(WORK REQUIRED): Return the listing below verbatim. Pictures do not belong in the copy.

Stored records
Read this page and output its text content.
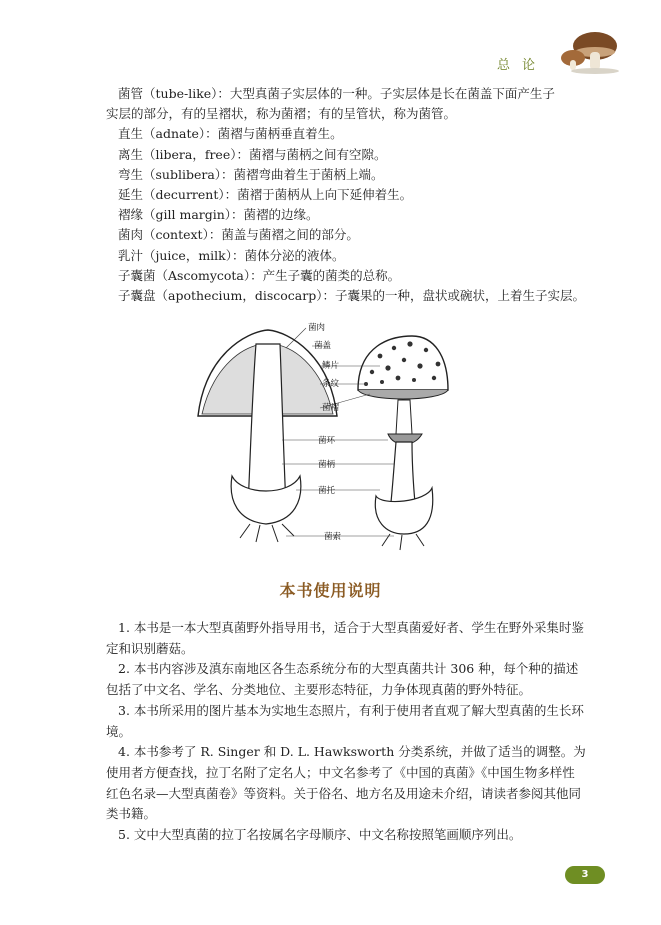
总论

菌管（tube-like）：大型真菌子实层体的一种。子实层体是长在菌盖下面产生子

实层的部分，有的呈褶状，称为菌褶；有的呈管状，称为菌管。

直生（adnate）：菌褶与菌柄垂直着生。

离生（libera，free）：菌褶与菌柄之间有空隙。

弯生（sublibera）：菌褶弯曲着生于菌柄上端。

延生（decurrent）：菌褶于菌柄从上向下延伸着生。

褶缘（gill margin）：菌褶的边缘。

菌肉（context）：菌盖与菌褶之间的部分。

乳汁（juice，milk）：菌体分泌的液体。

子囊菌（Ascomycota）：产生子囊的菌类的总称。

子囊盘（apothecium，discocarp）：子囊果的一种，盘状或碗状，上着生子实层。

菌肉
菌盖
鳞片
条纹
菌褶
菌环
菌柄
菌托
菌索
本书使用说明

1. 本书是一本大型真菌野外指导用书，适合于大型真菌爱好者、学生在野外采集时鉴定和识别蘑菇。

2. 本书内容涉及滇东南地区各生态系统分布的大型真菌共计 306 种，每个种的描述包括了中文名、学名、分类地位、主要形态特征，力争体现真菌的野外特征。

3. 本书所采用的图片基本为实地生态照片，有利于使用者直观了解大型真菌的生长环境。

4. 本书参考了 R. Singer 和 D. L. Hawksworth 分类系统，并做了适当的调整。为使用者方便查找，拉丁名附了定名人；中文名参考了《中国的真菌》《中国生物多样性红色名录—大型真菌卷》等资料。关于俗名、地方名及用途未介绍，请读者参阅其他同类书籍。

5. 文中大型真菌的拉丁名按属名字母顺序、中文名称按照笔画顺序列出。

3
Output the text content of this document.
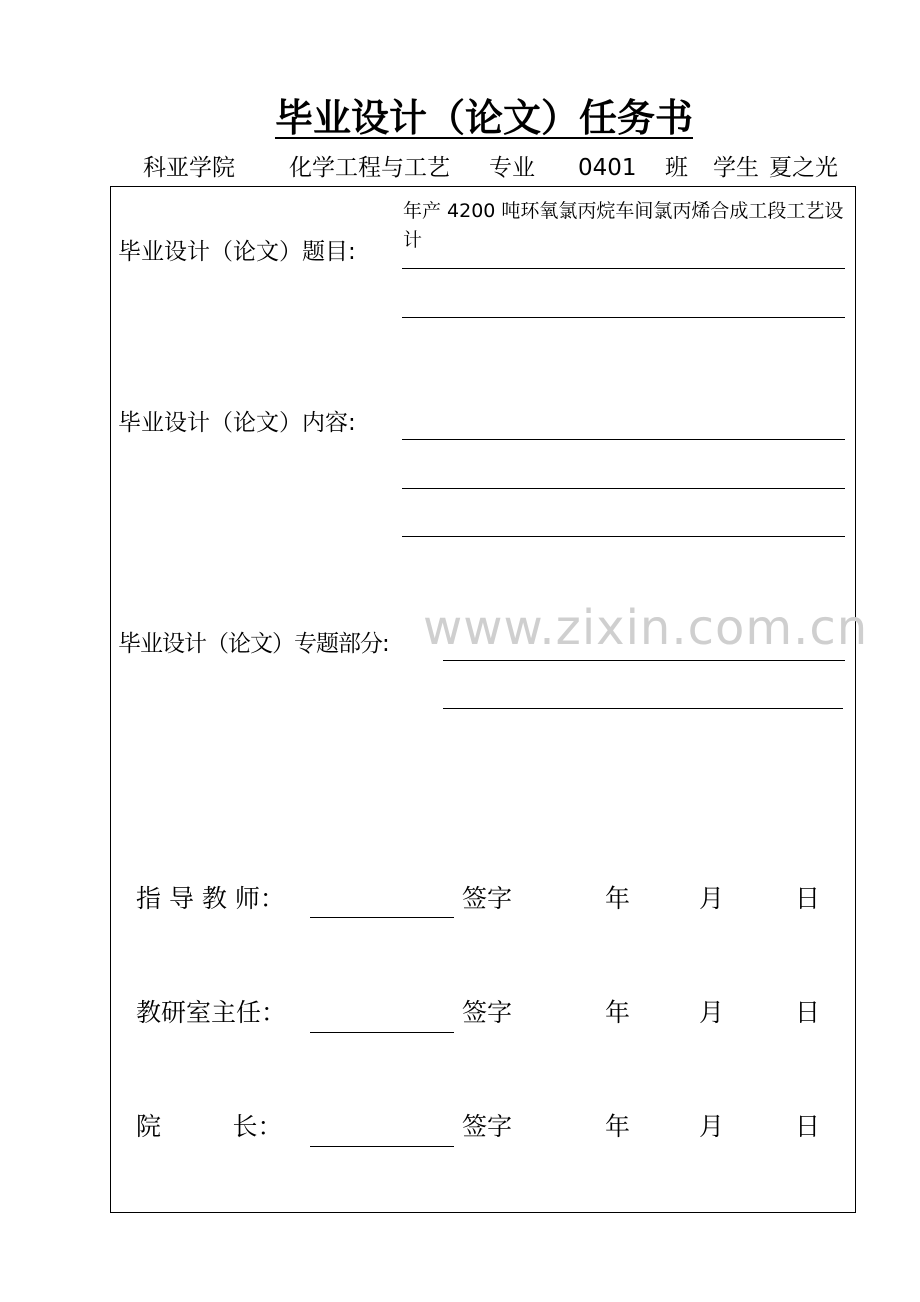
毕业设计（论文）任务书
科亚学院 化学工程与工艺 专业 0401 班 学生 夏之光
毕业设计（论文）题目:
年产 4200 吨环氧氯丙烷车间氯丙烯合成工段工艺设计
毕业设计（论文）内容:
www.zixin.com.cn
毕业设计（论文）专题部分:
指 导 教 师：	签字	年	月	日
教研室主任：	签字	年	月	日
院         长：	签字	年	月	日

(REPLY):
Read this page and output its text content.
总论

菌管（tube-like）：大型真菌子实层体的一种。子实层体是长在菌盖下面产生子

实层的部分，有的呈褶状，称为菌褶；有的呈管状，称为菌管。

直生（adnate）：菌褶与菌柄垂直着生。

离生（libera，free）：菌褶与菌柄之间有空隙。

弯生（sublibera）：菌褶弯曲着生于菌柄上端。

延生（decurrent）：菌褶于菌柄从上向下延伸着生。

褶缘（gill margin）：菌褶的边缘。

菌肉（context）：菌盖与菌褶之间的部分。

乳汁（juice，milk）：菌体分泌的液体。

子囊菌（Ascomycota）：产生子囊的菌类的总称。

子囊盘（apothecium，discocarp）：子囊果的一种，盘状或碗状，上着生子实层。

菌肉
菌盖
鳞片
条纹
菌褶
菌环
菌柄
菌托
菌索
本书使用说明

1. 本书是一本大型真菌野外指导用书，适合于大型真菌爱好者、学生在野外采集时鉴定和识别蘑菇。

2. 本书内容涉及滇东南地区各生态系统分布的大型真菌共计 306 种，每个种的描述包括了中文名、学名、分类地位、主要形态特征，力争体现真菌的野外特征。

3. 本书所采用的图片基本为实地生态照片，有利于使用者直观了解大型真菌的生长环境。

4. 本书参考了 R. Singer 和 D. L. Hawksworth 分类系统，并做了适当的调整。为使用者方便查找，拉丁名附了定名人；中文名参考了《中国的真菌》《中国生物多样性红色名录—大型真菌卷》等资料。关于俗名、地方名及用途未介绍，请读者参阅其他同类书籍。

5. 文中大型真菌的拉丁名按属名字母顺序、中文名称按照笔画顺序列出。

3
Output the text content of this document.
毕业设计（论文）任务书
科亚学院 化学工程与工艺 专业 0401 班 学生 夏之光
毕业设计（论文）题目:
年产 4200 吨环氧氯丙烷车间氯丙烯合成工段工艺设计
毕业设计（论文）内容:
www.zixin.com.cn
毕业设计（论文）专题部分:
指 导 教 师：	签字	年	月	日
教研室主任：	签字	年	月	日
院         长：	签字	年	月	日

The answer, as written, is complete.